▶ _STATED TASK_
Restate the data starting with the line that contains "tree-item-batch-docs[interactable]: 批次文档 xyxy=(119,543,584,594)" and continuing through the line that contains "caret-right-icon[interactable] xyxy=(282,357,292,374)", substituting "search-icon-button" for "search-button" and leaving everything else unchanged. Return only those lines.

--- Start ---

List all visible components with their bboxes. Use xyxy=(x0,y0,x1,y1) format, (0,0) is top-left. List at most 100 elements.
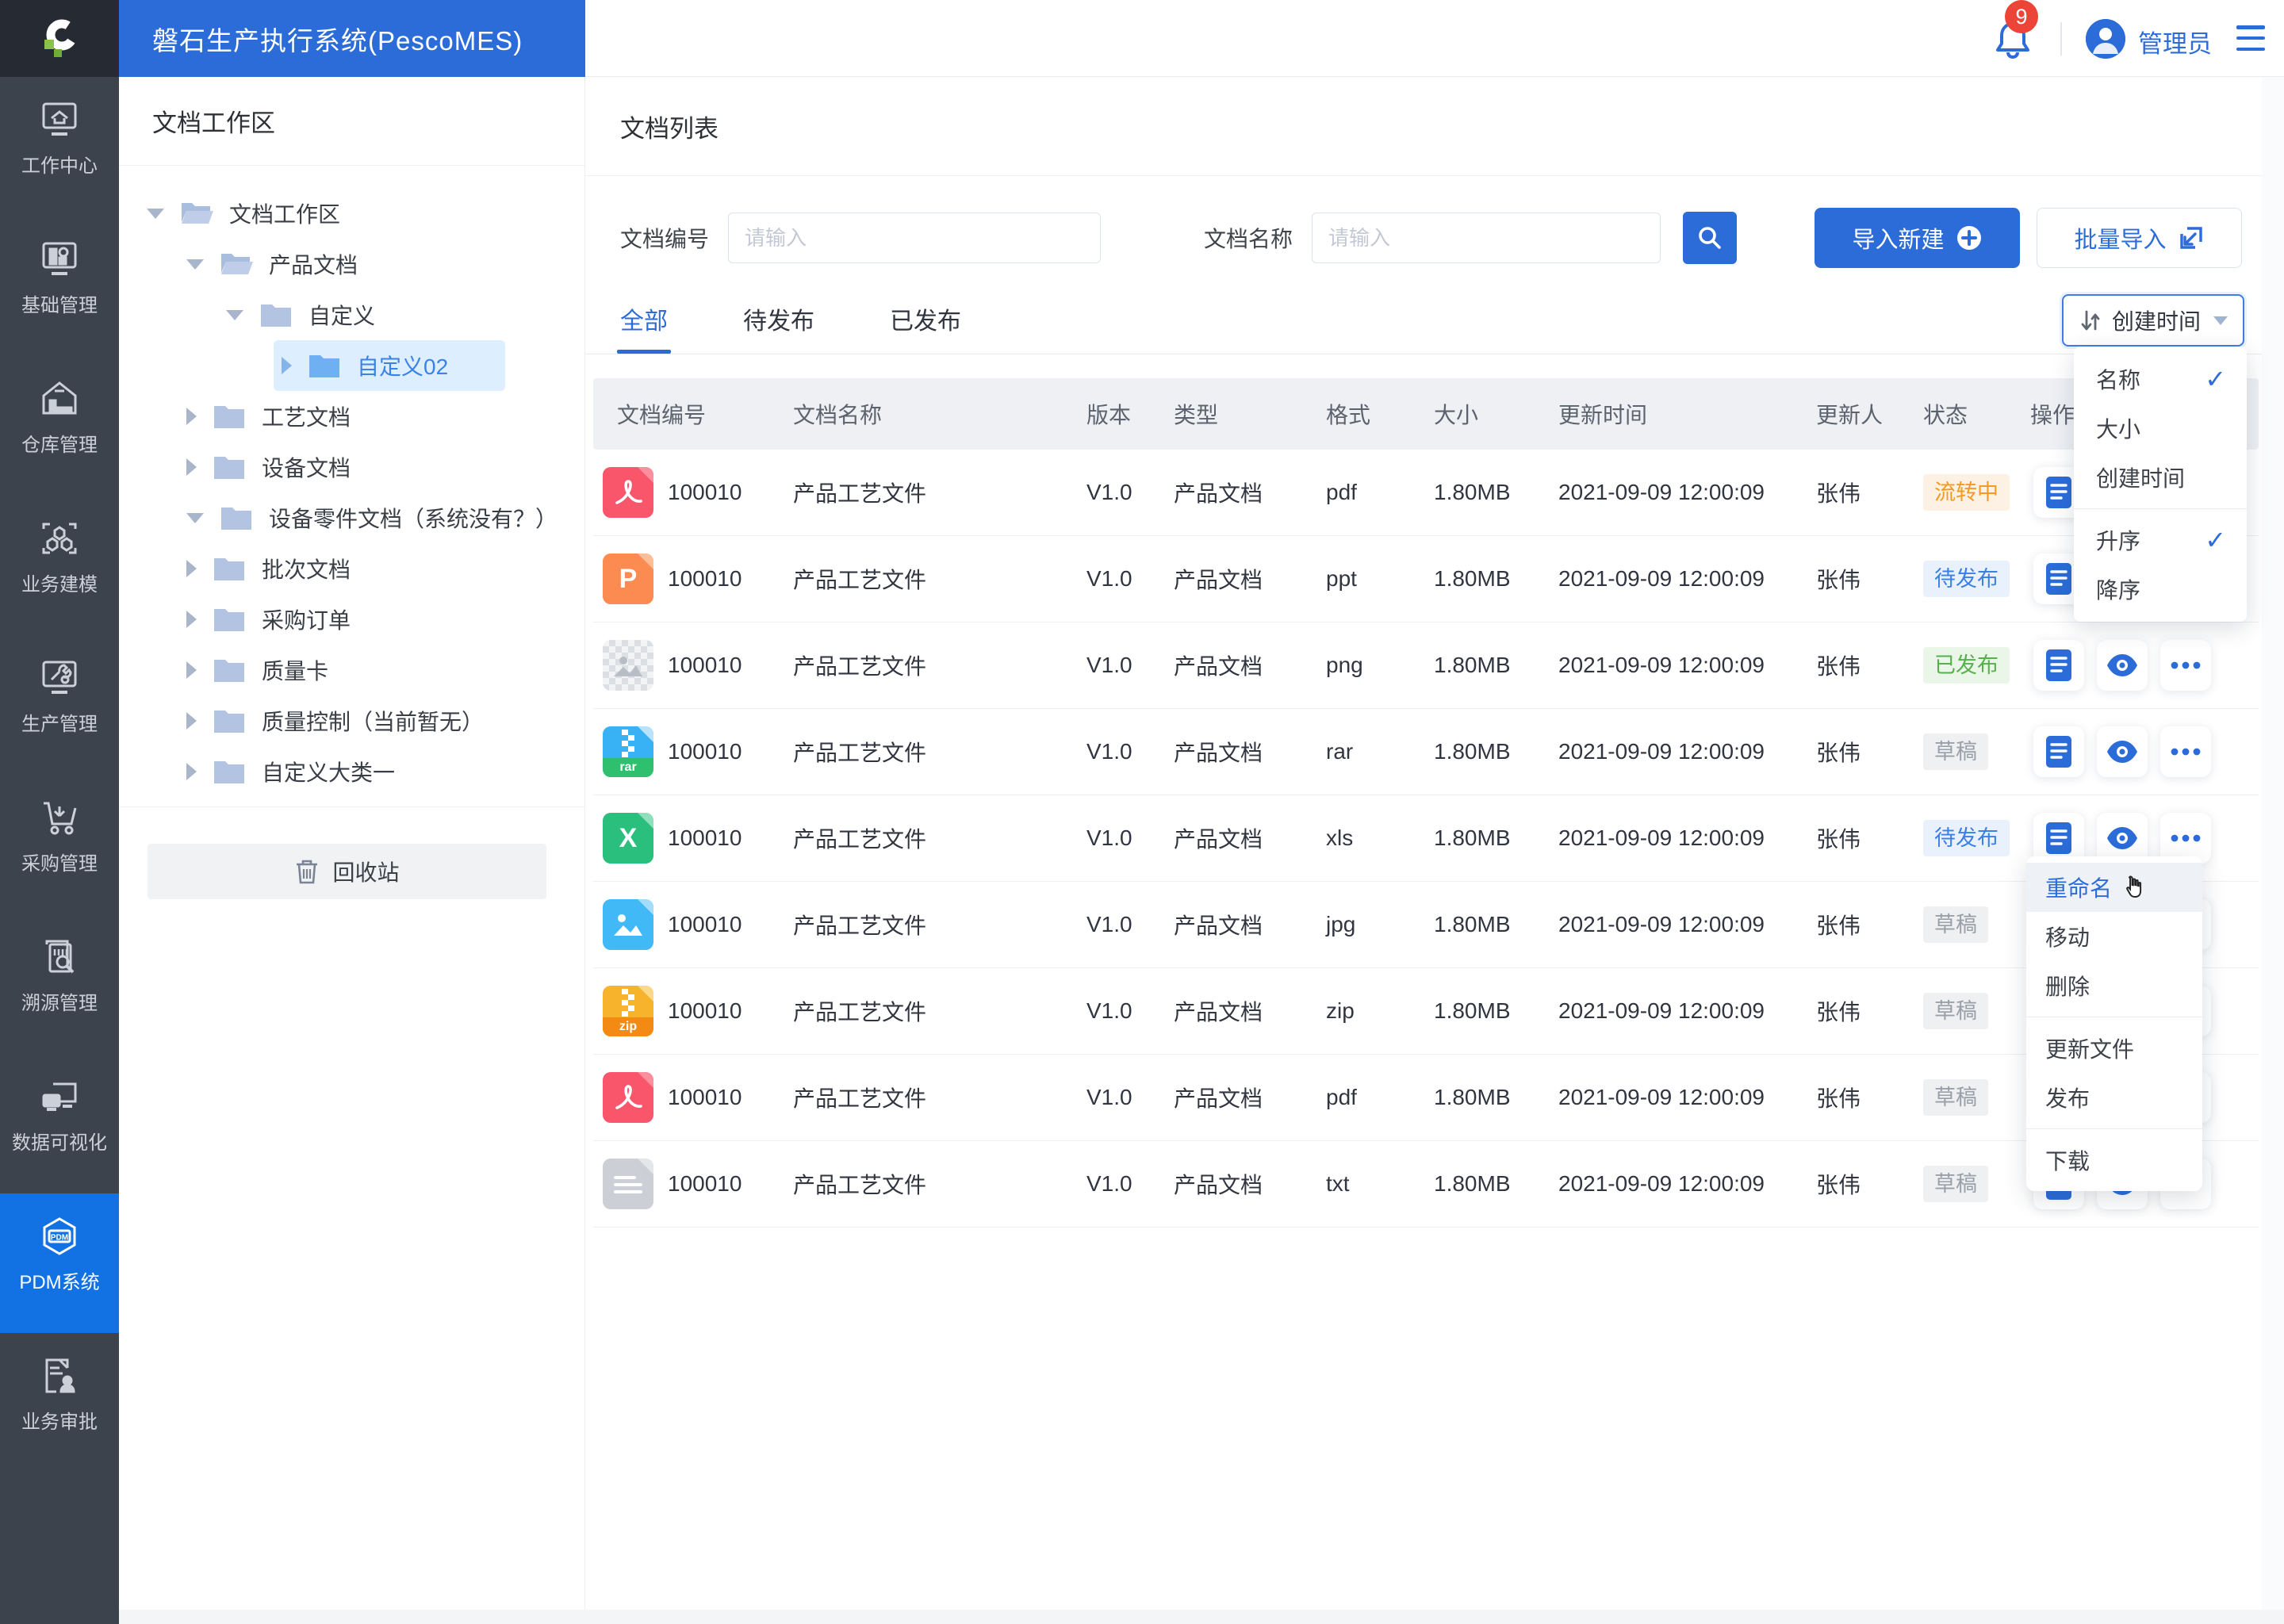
tree-item-batch-docs[interactable]: 批次文档 xyxy=(119,543,584,594)
menu-item-move[interactable]: 移动 xyxy=(2026,912,2202,961)
tree-item-process-docs[interactable]: 工艺文档 xyxy=(119,391,584,442)
tree-item-custom02[interactable]: 自定义02 xyxy=(119,340,584,391)
table-row[interactable]: zip 100010 产品工艺文件 V1.0 产品文档 zip 1.80MB 2… xyxy=(593,968,2259,1055)
table-row[interactable]: 100010 产品工艺文件 V1.0 产品文档 jpg 1.80MB 2021-… xyxy=(593,882,2259,968)
tree-item-doc-workspace[interactable]: 文档工作区 xyxy=(119,188,584,239)
rail-item-warehouse[interactable]: 仓库管理 xyxy=(0,356,119,496)
rail-item-base-management[interactable]: 基础管理 xyxy=(0,216,119,356)
tree-item-custom[interactable]: 自定义 xyxy=(119,289,584,340)
menu-item-download[interactable]: 下载 xyxy=(2026,1136,2202,1185)
rail-item-label: 数据可视化 xyxy=(12,1132,107,1154)
tree-item-equipment-docs[interactable]: 设备文档 xyxy=(119,442,584,492)
caret-right-icon[interactable] xyxy=(186,661,197,679)
sort-option-created-time[interactable]: 创建时间 xyxy=(2074,453,2247,502)
search-button[interactable] xyxy=(1683,212,1738,264)
doc-updater: 张伟 xyxy=(1816,481,1861,506)
tab-all[interactable]: 全部 xyxy=(617,293,671,354)
table-row[interactable]: 100010 产品工艺文件 V1.0 产品文档 pdf 1.80MB 2021-… xyxy=(593,1055,2259,1141)
detail-button[interactable] xyxy=(2033,726,2084,777)
png-file-icon xyxy=(603,640,653,691)
caret-right-icon[interactable] xyxy=(186,458,197,476)
more-button[interactable] xyxy=(2160,640,2211,691)
caret-right-icon[interactable] xyxy=(282,357,292,374)
avatar[interactable] xyxy=(2086,19,2125,59)
doc-version: V1.0 xyxy=(1086,653,1132,677)
tab-pending-publish[interactable]: 待发布 xyxy=(743,293,814,354)
rail-item-data-visualization[interactable]: 数据可视化 xyxy=(0,1054,119,1193)
rail-item-label: 业务建模 xyxy=(21,574,98,596)
doc-updater: 张伟 xyxy=(1816,1086,1861,1111)
rar-file-icon: rar xyxy=(603,726,653,777)
table-row[interactable]: rar 100010 产品工艺文件 V1.0 产品文档 rar 1.80MB 2… xyxy=(593,709,2259,795)
rail-item-procurement[interactable]: 采购管理 xyxy=(0,775,119,914)
business-modeling-icon xyxy=(42,523,77,554)
caret-right-icon[interactable] xyxy=(186,611,197,628)
rail-item-workcenter[interactable]: 工作中心 xyxy=(0,77,119,216)
caret-down-icon[interactable] xyxy=(226,309,243,320)
rail-item-production[interactable]: 生产管理 xyxy=(0,635,119,775)
rail-item-traceability[interactable]: 溯源管理 xyxy=(0,914,119,1054)
tree-item-quality-control[interactable]: 质量控制（当前暂无） xyxy=(119,695,584,746)
doc-version: V1.0 xyxy=(1086,566,1132,591)
horizontal-scrollbar-track[interactable] xyxy=(119,1610,2284,1624)
rail-item-label: 采购管理 xyxy=(21,853,98,875)
user-name[interactable]: 管理员 xyxy=(2138,24,2212,59)
menu-item-delete[interactable]: 删除 xyxy=(2026,961,2202,1010)
rail-item-approval[interactable]: 业务审批 xyxy=(0,1333,119,1473)
rail-item-pdm-system[interactable]: PDM PDM系统 xyxy=(0,1193,119,1333)
doc-code: 100010 xyxy=(668,1085,742,1109)
tree-item-label: 产品文档 xyxy=(269,253,358,278)
import-new-button[interactable]: 导入新建 xyxy=(1815,208,2020,268)
batch-import-button[interactable]: 批量导入 xyxy=(2037,208,2242,268)
sort-order-ascending[interactable]: 升序 ✓ xyxy=(2074,515,2247,565)
doc-type: 产品文档 xyxy=(1174,481,1263,506)
table-row[interactable]: 100010 产品工艺文件 V1.0 产品文档 pdf 1.80MB 2021-… xyxy=(593,450,2259,536)
doc-name-input[interactable] xyxy=(1312,213,1661,263)
rail-item-business-modeling[interactable]: 业务建模 xyxy=(0,496,119,635)
folder-icon xyxy=(214,761,244,783)
tree-item-equipment-parts-docs[interactable]: 设备零件文档（系统没有？） xyxy=(119,492,584,543)
table-row[interactable]: 100010 产品工艺文件 V1.0 产品文档 png 1.80MB 2021-… xyxy=(593,622,2259,709)
table-row[interactable]: X 100010 产品工艺文件 V1.0 产品文档 xls 1.80MB 202… xyxy=(593,795,2259,882)
preview-button[interactable] xyxy=(2097,640,2148,691)
menu-divider xyxy=(2026,1128,2202,1129)
workcenter-icon xyxy=(42,102,77,136)
caret-down-icon[interactable] xyxy=(186,259,204,270)
tree-divider xyxy=(119,806,584,807)
menu-item-rename[interactable]: 重命名 xyxy=(2026,863,2202,912)
caret-right-icon[interactable] xyxy=(186,763,197,780)
caret-right-icon[interactable] xyxy=(186,560,197,577)
tree-item-product-docs[interactable]: 产品文档 xyxy=(119,239,584,289)
tree-item-label: 自定义大类一 xyxy=(262,760,396,785)
preview-button[interactable] xyxy=(2097,726,2148,777)
detail-button[interactable] xyxy=(2033,640,2084,691)
sort-selector[interactable]: 创建时间 xyxy=(2062,294,2244,347)
sort-option-size[interactable]: 大小 xyxy=(2074,404,2247,453)
tree-item-quality-card[interactable]: 质量卡 xyxy=(119,645,584,695)
tree-item-custom-category-one[interactable]: 自定义大类一 xyxy=(119,746,584,797)
scrollbar-gutter[interactable] xyxy=(2262,77,2284,1624)
tree-item-purchase-orders[interactable]: 采购订单 xyxy=(119,594,584,645)
table-row[interactable]: P 100010 产品工艺文件 V1.0 产品文档 ppt 1.80MB 202… xyxy=(593,536,2259,622)
recycle-bin-button[interactable]: 回收站 xyxy=(148,844,546,899)
doc-code-label: 文档编号 xyxy=(620,227,710,251)
doc-size: 1.80MB xyxy=(1434,1085,1511,1109)
doc-format: rar xyxy=(1326,739,1354,764)
sort-option-name[interactable]: 名称 ✓ xyxy=(2074,354,2247,404)
menu-icon[interactable] xyxy=(2236,25,2265,51)
sort-order-descending[interactable]: 降序 xyxy=(2074,565,2247,614)
tab-published[interactable]: 已发布 xyxy=(890,293,961,354)
doc-updated: 2021-09-09 12:00:09 xyxy=(1558,480,1765,504)
caret-right-icon[interactable] xyxy=(186,712,197,730)
more-button[interactable] xyxy=(2160,726,2211,777)
caret-down-icon[interactable] xyxy=(147,208,164,219)
doc-code-input[interactable] xyxy=(728,213,1102,263)
trash-icon xyxy=(297,860,318,884)
menu-item-publish[interactable]: 发布 xyxy=(2026,1073,2202,1122)
menu-item-update-file[interactable]: 更新文件 xyxy=(2026,1024,2202,1073)
caret-right-icon[interactable] xyxy=(186,408,197,425)
doc-format: zip xyxy=(1326,998,1355,1023)
table-row[interactable]: 100010 产品工艺文件 V1.0 产品文档 txt 1.80MB 2021-… xyxy=(593,1141,2259,1228)
caret-down-icon[interactable] xyxy=(186,512,204,523)
hand-cursor-icon xyxy=(2126,875,2142,898)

--- End ---

▶ _ANSWER IN FULL_
tree-item-batch-docs[interactable]: 批次文档 xyxy=(119,543,584,594)
menu-item-move[interactable]: 移动 xyxy=(2026,912,2202,961)
tree-item-process-docs[interactable]: 工艺文档 xyxy=(119,391,584,442)
tree-item-custom02[interactable]: 自定义02 xyxy=(119,340,584,391)
table-row[interactable]: zip 100010 产品工艺文件 V1.0 产品文档 zip 1.80MB 2… xyxy=(593,968,2259,1055)
table-row[interactable]: 100010 产品工艺文件 V1.0 产品文档 jpg 1.80MB 2021-… xyxy=(593,882,2259,968)
tree-item-doc-workspace[interactable]: 文档工作区 xyxy=(119,188,584,239)
rail-item-warehouse[interactable]: 仓库管理 xyxy=(0,356,119,496)
rail-item-base-management[interactable]: 基础管理 xyxy=(0,216,119,356)
tree-item-custom[interactable]: 自定义 xyxy=(119,289,584,340)
menu-item-download[interactable]: 下载 xyxy=(2026,1136,2202,1185)
rail-item-label: 数据可视化 xyxy=(12,1132,107,1154)
tree-item-equipment-docs[interactable]: 设备文档 xyxy=(119,442,584,492)
caret-right-icon[interactable] xyxy=(186,661,197,679)
sort-option-created-time[interactable]: 创建时间 xyxy=(2074,453,2247,502)
search-icon-button[interactable] xyxy=(1683,212,1738,264)
doc-updater: 张伟 xyxy=(1816,481,1861,506)
tab-all[interactable]: 全部 xyxy=(617,293,671,354)
table-row[interactable]: 100010 产品工艺文件 V1.0 产品文档 pdf 1.80MB 2021-… xyxy=(593,1055,2259,1141)
detail-button[interactable] xyxy=(2033,726,2084,777)
png-file-icon xyxy=(603,640,653,691)
caret-right-icon[interactable] xyxy=(186,458,197,476)
more-button[interactable] xyxy=(2160,640,2211,691)
caret-right-icon[interactable] xyxy=(282,357,292,374)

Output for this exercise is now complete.